> [GOAL]
Report the count of lines containing the word "Классным" in the entries below, and nothing more.

(Data records)
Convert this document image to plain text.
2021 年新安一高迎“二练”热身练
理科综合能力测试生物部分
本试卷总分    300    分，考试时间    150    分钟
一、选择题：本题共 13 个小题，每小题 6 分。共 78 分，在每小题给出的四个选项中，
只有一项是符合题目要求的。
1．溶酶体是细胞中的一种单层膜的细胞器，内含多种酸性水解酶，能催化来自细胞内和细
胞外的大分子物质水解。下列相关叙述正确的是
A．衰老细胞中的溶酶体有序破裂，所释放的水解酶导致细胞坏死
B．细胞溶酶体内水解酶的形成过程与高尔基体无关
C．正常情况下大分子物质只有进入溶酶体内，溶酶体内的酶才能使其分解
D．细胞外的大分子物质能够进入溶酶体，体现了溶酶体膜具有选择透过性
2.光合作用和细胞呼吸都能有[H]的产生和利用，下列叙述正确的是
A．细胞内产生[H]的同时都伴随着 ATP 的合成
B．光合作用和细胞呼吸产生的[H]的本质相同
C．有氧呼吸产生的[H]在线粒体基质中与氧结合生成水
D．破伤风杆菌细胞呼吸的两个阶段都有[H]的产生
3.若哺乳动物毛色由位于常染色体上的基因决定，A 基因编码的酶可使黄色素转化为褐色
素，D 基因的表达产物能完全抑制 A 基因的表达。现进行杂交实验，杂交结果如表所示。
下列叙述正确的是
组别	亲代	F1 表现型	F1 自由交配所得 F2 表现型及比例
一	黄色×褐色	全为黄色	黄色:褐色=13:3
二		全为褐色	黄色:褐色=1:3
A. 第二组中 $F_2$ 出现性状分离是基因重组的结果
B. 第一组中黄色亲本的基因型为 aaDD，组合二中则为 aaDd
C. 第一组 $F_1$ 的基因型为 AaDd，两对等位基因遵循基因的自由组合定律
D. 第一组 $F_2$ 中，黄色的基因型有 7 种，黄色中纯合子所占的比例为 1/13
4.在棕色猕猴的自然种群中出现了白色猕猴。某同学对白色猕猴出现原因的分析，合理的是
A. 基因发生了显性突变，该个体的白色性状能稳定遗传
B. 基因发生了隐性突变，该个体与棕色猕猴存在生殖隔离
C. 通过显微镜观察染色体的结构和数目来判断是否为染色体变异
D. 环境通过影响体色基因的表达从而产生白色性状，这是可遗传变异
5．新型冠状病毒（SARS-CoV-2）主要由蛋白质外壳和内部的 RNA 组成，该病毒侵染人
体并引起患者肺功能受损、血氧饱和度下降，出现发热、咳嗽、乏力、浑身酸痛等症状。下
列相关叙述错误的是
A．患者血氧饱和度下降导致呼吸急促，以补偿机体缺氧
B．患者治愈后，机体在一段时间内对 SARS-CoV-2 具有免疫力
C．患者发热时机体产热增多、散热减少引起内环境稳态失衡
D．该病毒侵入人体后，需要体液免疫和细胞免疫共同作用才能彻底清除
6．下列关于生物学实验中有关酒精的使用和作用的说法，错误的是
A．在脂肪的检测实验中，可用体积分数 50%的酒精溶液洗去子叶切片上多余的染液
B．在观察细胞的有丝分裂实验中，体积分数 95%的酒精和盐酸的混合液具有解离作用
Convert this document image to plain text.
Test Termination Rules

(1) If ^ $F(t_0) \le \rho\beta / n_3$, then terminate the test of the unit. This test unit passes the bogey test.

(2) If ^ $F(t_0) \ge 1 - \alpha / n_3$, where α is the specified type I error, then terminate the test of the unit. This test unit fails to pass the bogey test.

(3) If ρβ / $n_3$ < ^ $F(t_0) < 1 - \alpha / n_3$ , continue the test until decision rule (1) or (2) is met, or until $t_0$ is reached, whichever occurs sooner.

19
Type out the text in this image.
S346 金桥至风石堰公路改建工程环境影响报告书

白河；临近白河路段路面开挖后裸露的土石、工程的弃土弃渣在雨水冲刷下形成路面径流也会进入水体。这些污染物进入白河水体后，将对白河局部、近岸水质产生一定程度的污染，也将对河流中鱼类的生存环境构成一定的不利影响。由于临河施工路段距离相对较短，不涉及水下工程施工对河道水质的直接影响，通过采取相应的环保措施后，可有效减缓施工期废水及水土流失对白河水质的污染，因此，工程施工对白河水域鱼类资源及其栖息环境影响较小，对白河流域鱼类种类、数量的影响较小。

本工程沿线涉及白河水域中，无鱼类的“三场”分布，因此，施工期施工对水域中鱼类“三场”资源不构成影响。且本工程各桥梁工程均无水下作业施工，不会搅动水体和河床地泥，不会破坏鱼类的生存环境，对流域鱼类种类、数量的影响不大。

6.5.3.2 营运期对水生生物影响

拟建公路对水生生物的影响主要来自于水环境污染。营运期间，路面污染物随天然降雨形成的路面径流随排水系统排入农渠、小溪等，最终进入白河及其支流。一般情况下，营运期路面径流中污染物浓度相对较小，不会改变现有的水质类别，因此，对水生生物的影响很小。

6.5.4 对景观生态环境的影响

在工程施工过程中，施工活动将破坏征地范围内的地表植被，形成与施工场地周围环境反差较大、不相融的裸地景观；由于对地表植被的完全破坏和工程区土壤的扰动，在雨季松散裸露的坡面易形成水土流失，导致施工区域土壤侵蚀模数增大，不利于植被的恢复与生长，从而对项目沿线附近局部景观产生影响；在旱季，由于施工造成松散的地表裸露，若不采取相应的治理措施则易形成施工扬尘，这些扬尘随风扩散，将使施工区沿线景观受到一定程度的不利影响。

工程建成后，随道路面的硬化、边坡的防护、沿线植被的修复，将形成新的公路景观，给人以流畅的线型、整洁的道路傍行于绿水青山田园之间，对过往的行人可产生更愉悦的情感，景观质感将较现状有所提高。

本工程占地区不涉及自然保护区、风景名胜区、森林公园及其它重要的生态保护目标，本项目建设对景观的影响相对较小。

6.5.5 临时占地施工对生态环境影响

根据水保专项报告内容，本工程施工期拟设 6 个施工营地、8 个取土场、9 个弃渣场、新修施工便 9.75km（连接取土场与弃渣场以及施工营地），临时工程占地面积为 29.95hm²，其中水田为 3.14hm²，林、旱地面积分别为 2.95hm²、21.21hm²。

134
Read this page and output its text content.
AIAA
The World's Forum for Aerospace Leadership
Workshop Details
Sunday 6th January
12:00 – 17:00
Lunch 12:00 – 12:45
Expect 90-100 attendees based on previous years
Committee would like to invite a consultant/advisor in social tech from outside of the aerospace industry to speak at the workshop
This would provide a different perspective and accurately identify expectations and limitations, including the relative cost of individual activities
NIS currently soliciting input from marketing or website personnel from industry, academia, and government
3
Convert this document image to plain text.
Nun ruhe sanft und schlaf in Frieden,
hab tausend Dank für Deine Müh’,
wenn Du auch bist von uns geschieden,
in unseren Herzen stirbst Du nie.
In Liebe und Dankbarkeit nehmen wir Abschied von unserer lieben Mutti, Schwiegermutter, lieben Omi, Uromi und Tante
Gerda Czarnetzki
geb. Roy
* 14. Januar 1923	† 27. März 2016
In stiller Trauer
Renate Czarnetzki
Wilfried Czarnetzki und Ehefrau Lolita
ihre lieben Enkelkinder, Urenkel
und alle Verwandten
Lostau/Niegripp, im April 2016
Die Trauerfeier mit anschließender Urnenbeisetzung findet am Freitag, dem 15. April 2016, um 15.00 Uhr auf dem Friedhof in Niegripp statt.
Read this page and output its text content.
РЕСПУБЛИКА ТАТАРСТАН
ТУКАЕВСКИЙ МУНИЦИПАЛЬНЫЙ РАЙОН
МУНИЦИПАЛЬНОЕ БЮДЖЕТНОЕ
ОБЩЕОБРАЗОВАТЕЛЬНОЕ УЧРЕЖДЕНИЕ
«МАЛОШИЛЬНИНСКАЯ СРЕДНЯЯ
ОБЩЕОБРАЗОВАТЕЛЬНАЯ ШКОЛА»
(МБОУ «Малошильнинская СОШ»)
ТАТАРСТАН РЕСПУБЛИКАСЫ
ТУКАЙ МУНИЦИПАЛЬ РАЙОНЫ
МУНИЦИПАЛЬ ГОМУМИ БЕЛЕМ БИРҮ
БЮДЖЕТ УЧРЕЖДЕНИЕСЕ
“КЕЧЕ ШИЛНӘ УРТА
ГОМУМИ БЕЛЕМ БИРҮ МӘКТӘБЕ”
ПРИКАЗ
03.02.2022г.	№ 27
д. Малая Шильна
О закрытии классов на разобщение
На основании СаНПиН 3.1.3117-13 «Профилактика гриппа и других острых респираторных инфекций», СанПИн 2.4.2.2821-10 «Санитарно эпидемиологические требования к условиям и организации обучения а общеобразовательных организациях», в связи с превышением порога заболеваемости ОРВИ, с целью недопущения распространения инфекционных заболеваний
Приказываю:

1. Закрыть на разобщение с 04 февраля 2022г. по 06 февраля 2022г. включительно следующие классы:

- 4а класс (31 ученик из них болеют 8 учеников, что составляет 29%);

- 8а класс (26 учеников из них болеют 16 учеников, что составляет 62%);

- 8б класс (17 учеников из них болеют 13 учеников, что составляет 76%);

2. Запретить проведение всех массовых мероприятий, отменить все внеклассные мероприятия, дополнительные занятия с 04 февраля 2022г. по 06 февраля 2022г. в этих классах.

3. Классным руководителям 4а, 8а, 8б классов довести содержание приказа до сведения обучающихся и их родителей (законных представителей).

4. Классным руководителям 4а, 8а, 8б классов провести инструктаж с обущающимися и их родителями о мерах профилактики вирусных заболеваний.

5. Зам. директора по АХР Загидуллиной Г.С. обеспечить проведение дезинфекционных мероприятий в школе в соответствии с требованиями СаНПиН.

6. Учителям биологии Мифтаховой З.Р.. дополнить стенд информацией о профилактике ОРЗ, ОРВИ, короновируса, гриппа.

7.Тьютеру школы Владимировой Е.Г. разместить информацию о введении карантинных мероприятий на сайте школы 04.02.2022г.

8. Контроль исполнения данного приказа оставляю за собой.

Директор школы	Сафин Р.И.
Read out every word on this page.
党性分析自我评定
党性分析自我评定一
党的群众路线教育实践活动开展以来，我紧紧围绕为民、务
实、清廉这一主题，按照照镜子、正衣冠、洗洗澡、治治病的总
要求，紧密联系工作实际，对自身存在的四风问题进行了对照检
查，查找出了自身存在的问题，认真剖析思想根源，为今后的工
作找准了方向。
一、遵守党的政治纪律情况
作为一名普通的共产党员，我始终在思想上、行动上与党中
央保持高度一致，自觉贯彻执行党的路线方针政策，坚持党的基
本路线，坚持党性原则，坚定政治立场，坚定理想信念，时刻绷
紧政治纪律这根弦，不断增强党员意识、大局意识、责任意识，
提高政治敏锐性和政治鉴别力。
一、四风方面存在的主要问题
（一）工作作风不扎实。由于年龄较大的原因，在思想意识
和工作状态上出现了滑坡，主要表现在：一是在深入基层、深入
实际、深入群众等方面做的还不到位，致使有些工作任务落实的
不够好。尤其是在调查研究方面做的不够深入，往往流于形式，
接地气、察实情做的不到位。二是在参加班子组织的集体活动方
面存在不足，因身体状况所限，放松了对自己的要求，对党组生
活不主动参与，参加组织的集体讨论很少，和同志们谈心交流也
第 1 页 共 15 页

> [ANSWER TO THE EXERCISE]
2